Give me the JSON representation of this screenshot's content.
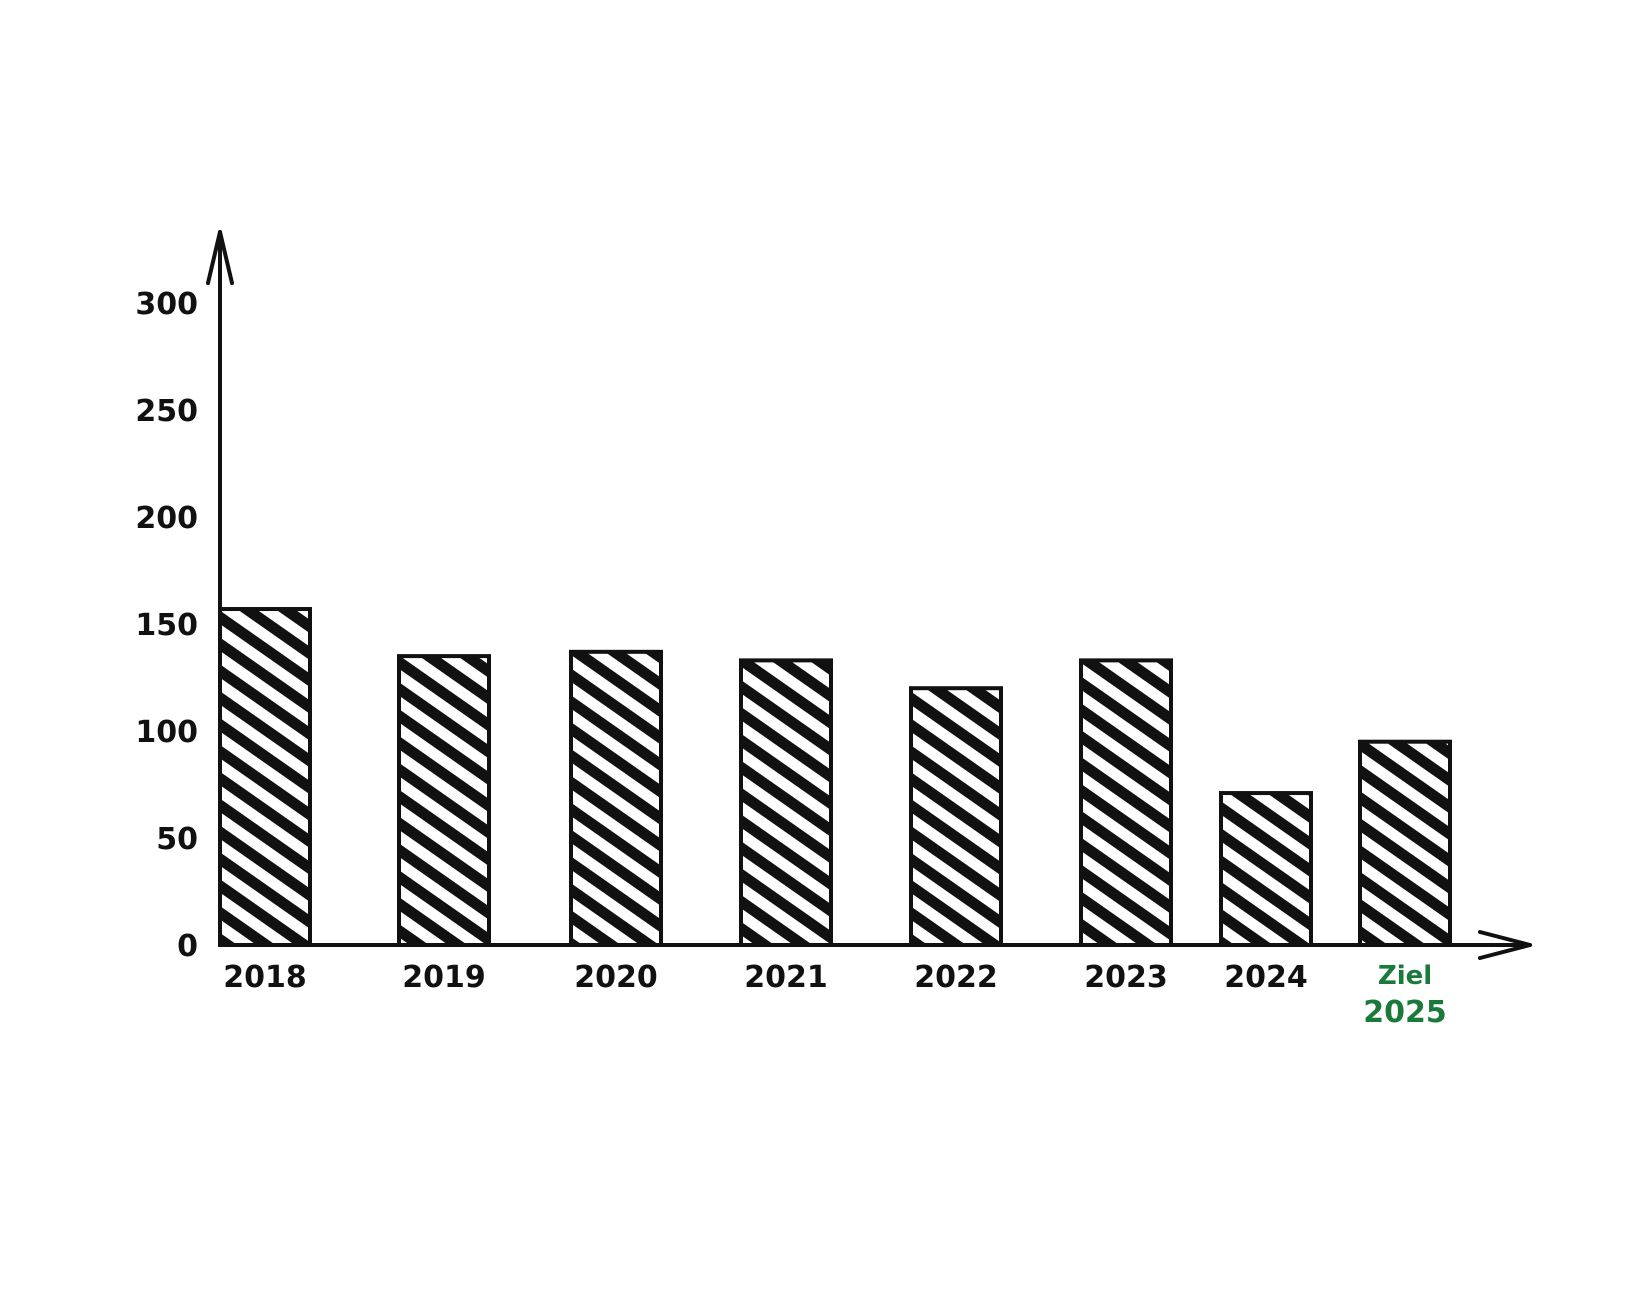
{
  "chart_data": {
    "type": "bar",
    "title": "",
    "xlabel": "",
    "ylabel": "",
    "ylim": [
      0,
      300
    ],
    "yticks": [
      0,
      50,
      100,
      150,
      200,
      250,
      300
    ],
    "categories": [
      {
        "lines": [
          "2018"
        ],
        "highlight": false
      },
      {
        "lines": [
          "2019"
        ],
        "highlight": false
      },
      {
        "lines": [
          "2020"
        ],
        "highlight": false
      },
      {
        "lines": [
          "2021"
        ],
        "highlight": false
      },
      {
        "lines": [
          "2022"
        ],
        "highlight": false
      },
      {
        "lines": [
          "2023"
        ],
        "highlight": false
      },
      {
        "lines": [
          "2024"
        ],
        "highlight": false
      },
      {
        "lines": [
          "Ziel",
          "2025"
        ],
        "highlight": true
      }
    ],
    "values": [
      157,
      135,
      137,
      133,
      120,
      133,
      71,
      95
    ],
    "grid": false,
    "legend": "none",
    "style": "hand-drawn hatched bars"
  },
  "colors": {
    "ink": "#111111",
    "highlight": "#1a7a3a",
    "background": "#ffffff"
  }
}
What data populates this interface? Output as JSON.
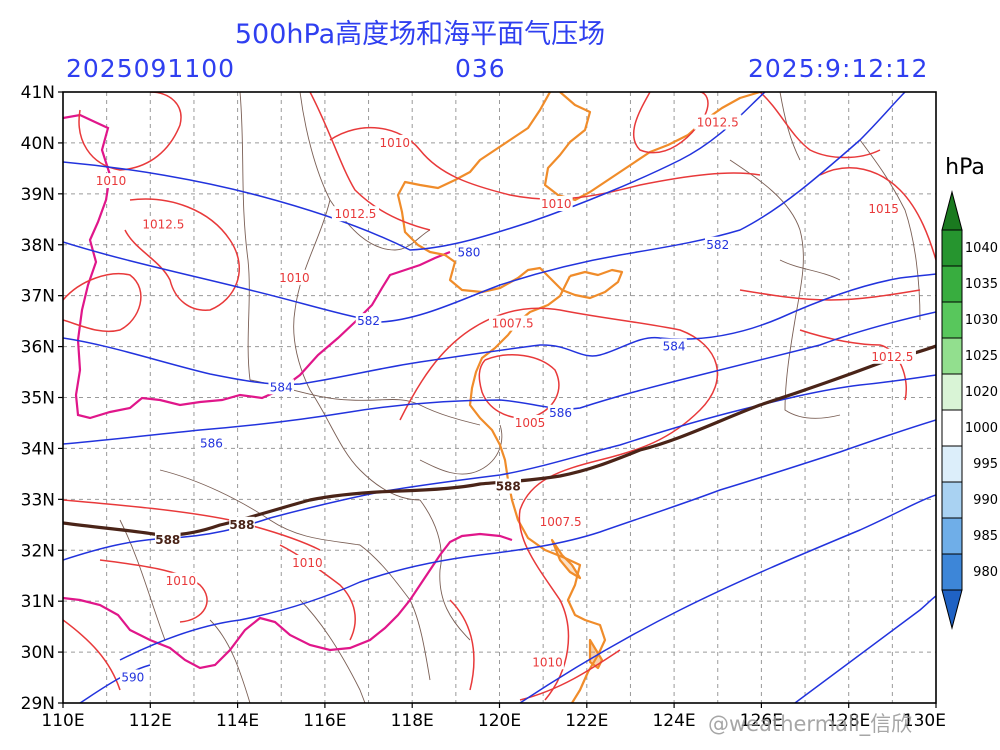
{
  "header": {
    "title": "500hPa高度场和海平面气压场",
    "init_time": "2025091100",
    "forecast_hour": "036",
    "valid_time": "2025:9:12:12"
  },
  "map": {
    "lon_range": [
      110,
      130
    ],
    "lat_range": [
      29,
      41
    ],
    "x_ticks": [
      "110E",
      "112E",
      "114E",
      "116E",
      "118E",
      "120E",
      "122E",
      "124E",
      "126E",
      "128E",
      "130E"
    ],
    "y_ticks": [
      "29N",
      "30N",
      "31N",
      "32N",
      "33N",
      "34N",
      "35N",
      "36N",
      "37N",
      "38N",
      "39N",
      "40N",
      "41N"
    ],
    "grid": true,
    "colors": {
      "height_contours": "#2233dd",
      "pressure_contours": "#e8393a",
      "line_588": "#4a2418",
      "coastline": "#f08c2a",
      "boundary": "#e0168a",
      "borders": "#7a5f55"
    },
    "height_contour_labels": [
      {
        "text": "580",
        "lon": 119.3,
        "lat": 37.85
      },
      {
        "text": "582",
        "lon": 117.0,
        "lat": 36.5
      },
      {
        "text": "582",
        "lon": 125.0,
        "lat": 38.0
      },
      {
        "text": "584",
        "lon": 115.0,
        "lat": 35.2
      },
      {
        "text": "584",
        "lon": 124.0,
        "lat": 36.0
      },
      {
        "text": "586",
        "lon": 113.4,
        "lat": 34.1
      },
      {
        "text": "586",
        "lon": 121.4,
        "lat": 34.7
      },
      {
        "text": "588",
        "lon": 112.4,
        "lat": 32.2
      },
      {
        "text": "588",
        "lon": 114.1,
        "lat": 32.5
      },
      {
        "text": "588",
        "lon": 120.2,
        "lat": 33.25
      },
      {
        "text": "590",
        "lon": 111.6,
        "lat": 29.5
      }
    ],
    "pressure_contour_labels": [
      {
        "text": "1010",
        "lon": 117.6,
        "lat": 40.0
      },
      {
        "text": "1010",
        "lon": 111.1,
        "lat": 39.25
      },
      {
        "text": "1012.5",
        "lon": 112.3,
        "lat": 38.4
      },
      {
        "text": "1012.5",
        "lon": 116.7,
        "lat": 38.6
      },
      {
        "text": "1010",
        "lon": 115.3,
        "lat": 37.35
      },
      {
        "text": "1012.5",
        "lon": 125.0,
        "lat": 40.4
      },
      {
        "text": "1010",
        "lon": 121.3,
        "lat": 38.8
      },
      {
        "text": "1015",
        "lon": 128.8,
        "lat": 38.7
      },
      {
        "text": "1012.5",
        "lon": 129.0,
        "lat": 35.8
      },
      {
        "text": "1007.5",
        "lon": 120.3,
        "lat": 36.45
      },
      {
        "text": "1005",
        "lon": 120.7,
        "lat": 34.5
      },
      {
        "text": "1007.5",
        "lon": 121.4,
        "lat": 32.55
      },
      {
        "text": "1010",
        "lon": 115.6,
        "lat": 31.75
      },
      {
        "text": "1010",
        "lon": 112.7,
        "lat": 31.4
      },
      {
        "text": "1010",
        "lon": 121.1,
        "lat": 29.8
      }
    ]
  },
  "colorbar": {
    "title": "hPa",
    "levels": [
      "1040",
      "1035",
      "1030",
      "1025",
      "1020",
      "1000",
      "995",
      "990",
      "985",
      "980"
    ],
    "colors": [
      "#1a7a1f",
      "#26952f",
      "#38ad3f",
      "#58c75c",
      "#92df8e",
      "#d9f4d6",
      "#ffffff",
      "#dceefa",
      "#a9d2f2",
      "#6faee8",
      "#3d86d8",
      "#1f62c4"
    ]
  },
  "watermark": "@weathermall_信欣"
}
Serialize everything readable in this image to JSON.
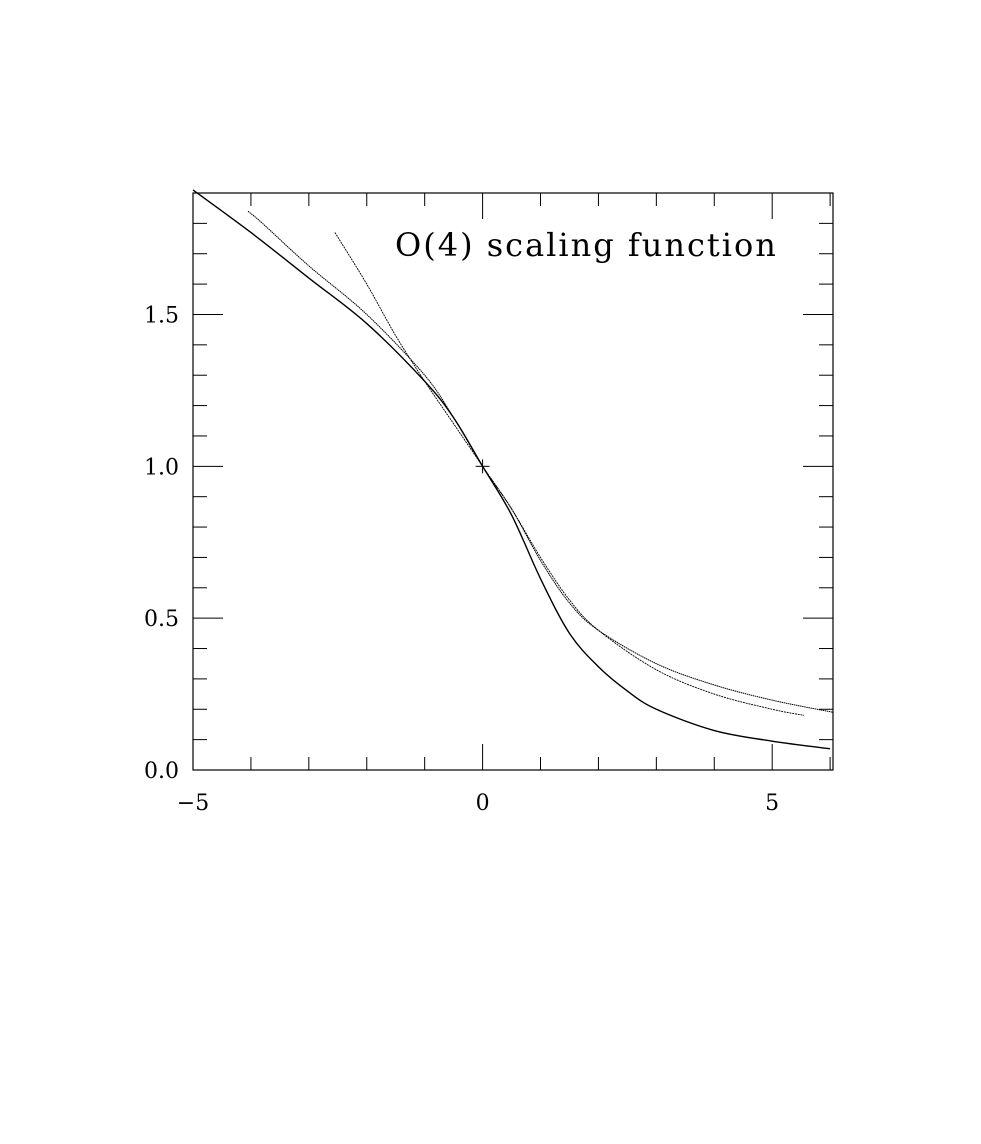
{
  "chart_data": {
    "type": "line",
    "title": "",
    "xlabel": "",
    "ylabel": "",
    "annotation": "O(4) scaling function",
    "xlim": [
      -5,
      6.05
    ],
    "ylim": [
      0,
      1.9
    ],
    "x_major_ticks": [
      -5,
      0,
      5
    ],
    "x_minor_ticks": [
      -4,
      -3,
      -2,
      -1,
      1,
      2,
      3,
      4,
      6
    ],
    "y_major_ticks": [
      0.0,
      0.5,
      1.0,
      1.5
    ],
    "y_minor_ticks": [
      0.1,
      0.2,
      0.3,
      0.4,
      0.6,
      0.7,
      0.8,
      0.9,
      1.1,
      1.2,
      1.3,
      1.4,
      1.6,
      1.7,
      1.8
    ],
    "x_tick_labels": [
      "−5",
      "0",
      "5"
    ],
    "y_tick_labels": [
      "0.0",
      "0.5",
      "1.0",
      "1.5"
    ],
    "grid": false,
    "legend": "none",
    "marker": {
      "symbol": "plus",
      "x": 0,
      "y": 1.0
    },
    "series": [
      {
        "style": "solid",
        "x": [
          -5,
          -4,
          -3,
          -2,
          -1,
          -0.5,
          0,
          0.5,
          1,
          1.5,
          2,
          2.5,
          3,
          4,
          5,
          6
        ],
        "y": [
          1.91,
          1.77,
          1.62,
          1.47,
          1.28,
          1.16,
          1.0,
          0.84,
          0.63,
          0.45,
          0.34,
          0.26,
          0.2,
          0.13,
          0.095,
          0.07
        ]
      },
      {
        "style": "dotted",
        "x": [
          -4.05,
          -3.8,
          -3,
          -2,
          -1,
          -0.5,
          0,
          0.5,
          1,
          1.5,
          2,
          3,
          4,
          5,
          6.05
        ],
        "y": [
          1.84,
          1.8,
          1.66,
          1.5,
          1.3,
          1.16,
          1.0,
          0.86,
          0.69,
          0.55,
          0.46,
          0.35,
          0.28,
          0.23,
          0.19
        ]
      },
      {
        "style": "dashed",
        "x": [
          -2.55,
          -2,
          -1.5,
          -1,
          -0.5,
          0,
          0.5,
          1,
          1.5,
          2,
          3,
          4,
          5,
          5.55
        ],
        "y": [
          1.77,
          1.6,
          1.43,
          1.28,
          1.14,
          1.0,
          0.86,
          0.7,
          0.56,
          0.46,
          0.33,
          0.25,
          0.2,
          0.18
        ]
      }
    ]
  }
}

EXERCISE GOAL ->
Give back the whole listing as it stands, minus its pictures.

OUTPUT FOR THIS TASK ->
Give me the JSON representation of this screenshot's content.
{
  "chart_data": {
    "type": "bar",
    "title": "",
    "xlabel": "",
    "ylabel": "",
    "ylim": [
      0,
      300
    ],
    "yticks": [
      0,
      50,
      100,
      150,
      200,
      250,
      300
    ],
    "categories": [
      {
        "lines": [
          "2018"
        ],
        "highlight": false
      },
      {
        "lines": [
          "2019"
        ],
        "highlight": false
      },
      {
        "lines": [
          "2020"
        ],
        "highlight": false
      },
      {
        "lines": [
          "2021"
        ],
        "highlight": false
      },
      {
        "lines": [
          "2022"
        ],
        "highlight": false
      },
      {
        "lines": [
          "2023"
        ],
        "highlight": false
      },
      {
        "lines": [
          "2024"
        ],
        "highlight": false
      },
      {
        "lines": [
          "Ziel",
          "2025"
        ],
        "highlight": true
      }
    ],
    "values": [
      157,
      135,
      137,
      133,
      120,
      133,
      71,
      95
    ],
    "grid": false,
    "legend": "none",
    "style": "hand-drawn hatched bars"
  },
  "colors": {
    "ink": "#111111",
    "highlight": "#1a7a3a",
    "background": "#ffffff"
  }
}
What data populates this interface? Output as JSON.
{
  "header": {
    "title": "500hPa高度场和海平面气压场",
    "init_time": "2025091100",
    "forecast_hour": "036",
    "valid_time": "2025:9:12:12"
  },
  "map": {
    "lon_range": [
      110,
      130
    ],
    "lat_range": [
      29,
      41
    ],
    "x_ticks": [
      "110E",
      "112E",
      "114E",
      "116E",
      "118E",
      "120E",
      "122E",
      "124E",
      "126E",
      "128E",
      "130E"
    ],
    "y_ticks": [
      "29N",
      "30N",
      "31N",
      "32N",
      "33N",
      "34N",
      "35N",
      "36N",
      "37N",
      "38N",
      "39N",
      "40N",
      "41N"
    ],
    "grid": true,
    "colors": {
      "height_contours": "#2233dd",
      "pressure_contours": "#e8393a",
      "line_588": "#4a2418",
      "coastline": "#f08c2a",
      "boundary": "#e0168a",
      "borders": "#7a5f55"
    },
    "height_contour_labels": [
      {
        "text": "580",
        "lon": 119.3,
        "lat": 37.85
      },
      {
        "text": "582",
        "lon": 117.0,
        "lat": 36.5
      },
      {
        "text": "582",
        "lon": 125.0,
        "lat": 38.0
      },
      {
        "text": "584",
        "lon": 115.0,
        "lat": 35.2
      },
      {
        "text": "584",
        "lon": 124.0,
        "lat": 36.0
      },
      {
        "text": "586",
        "lon": 113.4,
        "lat": 34.1
      },
      {
        "text": "586",
        "lon": 121.4,
        "lat": 34.7
      },
      {
        "text": "588",
        "lon": 112.4,
        "lat": 32.2
      },
      {
        "text": "588",
        "lon": 114.1,
        "lat": 32.5
      },
      {
        "text": "588",
        "lon": 120.2,
        "lat": 33.25
      },
      {
        "text": "590",
        "lon": 111.6,
        "lat": 29.5
      }
    ],
    "pressure_contour_labels": [
      {
        "text": "1010",
        "lon": 117.6,
        "lat": 40.0
      },
      {
        "text": "1010",
        "lon": 111.1,
        "lat": 39.25
      },
      {
        "text": "1012.5",
        "lon": 112.3,
        "lat": 38.4
      },
      {
        "text": "1012.5",
        "lon": 116.7,
        "lat": 38.6
      },
      {
        "text": "1010",
        "lon": 115.3,
        "lat": 37.35
      },
      {
        "text": "1012.5",
        "lon": 125.0,
        "lat": 40.4
      },
      {
        "text": "1010",
        "lon": 121.3,
        "lat": 38.8
      },
      {
        "text": "1015",
        "lon": 128.8,
        "lat": 38.7
      },
      {
        "text": "1012.5",
        "lon": 129.0,
        "lat": 35.8
      },
      {
        "text": "1007.5",
        "lon": 120.3,
        "lat": 36.45
      },
      {
        "text": "1005",
        "lon": 120.7,
        "lat": 34.5
      },
      {
        "text": "1007.5",
        "lon": 121.4,
        "lat": 32.55
      },
      {
        "text": "1010",
        "lon": 115.6,
        "lat": 31.75
      },
      {
        "text": "1010",
        "lon": 112.7,
        "lat": 31.4
      },
      {
        "text": "1010",
        "lon": 121.1,
        "lat": 29.8
      }
    ]
  },
  "colorbar": {
    "title": "hPa",
    "levels": [
      "1040",
      "1035",
      "1030",
      "1025",
      "1020",
      "1000",
      "995",
      "990",
      "985",
      "980"
    ],
    "colors": [
      "#1a7a1f",
      "#26952f",
      "#38ad3f",
      "#58c75c",
      "#92df8e",
      "#d9f4d6",
      "#ffffff",
      "#dceefa",
      "#a9d2f2",
      "#6faee8",
      "#3d86d8",
      "#1f62c4"
    ]
  },
  "watermark": "@weathermall_信欣"
}
Serialize everything readable in this image to JSON.
{
  "chart_data": {
    "type": "line",
    "title": "",
    "xlabel": "",
    "ylabel": "",
    "annotation": "O(4) scaling function",
    "xlim": [
      -5,
      6.05
    ],
    "ylim": [
      0,
      1.9
    ],
    "x_major_ticks": [
      -5,
      0,
      5
    ],
    "x_minor_ticks": [
      -4,
      -3,
      -2,
      -1,
      1,
      2,
      3,
      4,
      6
    ],
    "y_major_ticks": [
      0.0,
      0.5,
      1.0,
      1.5
    ],
    "y_minor_ticks": [
      0.1,
      0.2,
      0.3,
      0.4,
      0.6,
      0.7,
      0.8,
      0.9,
      1.1,
      1.2,
      1.3,
      1.4,
      1.6,
      1.7,
      1.8
    ],
    "x_tick_labels": [
      "−5",
      "0",
      "5"
    ],
    "y_tick_labels": [
      "0.0",
      "0.5",
      "1.0",
      "1.5"
    ],
    "grid": false,
    "legend": "none",
    "marker": {
      "symbol": "plus",
      "x": 0,
      "y": 1.0
    },
    "series": [
      {
        "style": "solid",
        "x": [
          -5,
          -4,
          -3,
          -2,
          -1,
          -0.5,
          0,
          0.5,
          1,
          1.5,
          2,
          2.5,
          3,
          4,
          5,
          6
        ],
        "y": [
          1.91,
          1.77,
          1.62,
          1.47,
          1.28,
          1.16,
          1.0,
          0.84,
          0.63,
          0.45,
          0.34,
          0.26,
          0.2,
          0.13,
          0.095,
          0.07
        ]
      },
      {
        "style": "dotted",
        "x": [
          -4.05,
          -3.8,
          -3,
          -2,
          -1,
          -0.5,
          0,
          0.5,
          1,
          1.5,
          2,
          3,
          4,
          5,
          6.05
        ],
        "y": [
          1.84,
          1.8,
          1.66,
          1.5,
          1.3,
          1.16,
          1.0,
          0.86,
          0.69,
          0.55,
          0.46,
          0.35,
          0.28,
          0.23,
          0.19
        ]
      },
      {
        "style": "dashed",
        "x": [
          -2.55,
          -2,
          -1.5,
          -1,
          -0.5,
          0,
          0.5,
          1,
          1.5,
          2,
          3,
          4,
          5,
          5.55
        ],
        "y": [
          1.77,
          1.6,
          1.43,
          1.28,
          1.14,
          1.0,
          0.86,
          0.7,
          0.56,
          0.46,
          0.33,
          0.25,
          0.2,
          0.18
        ]
      }
    ]
  }
}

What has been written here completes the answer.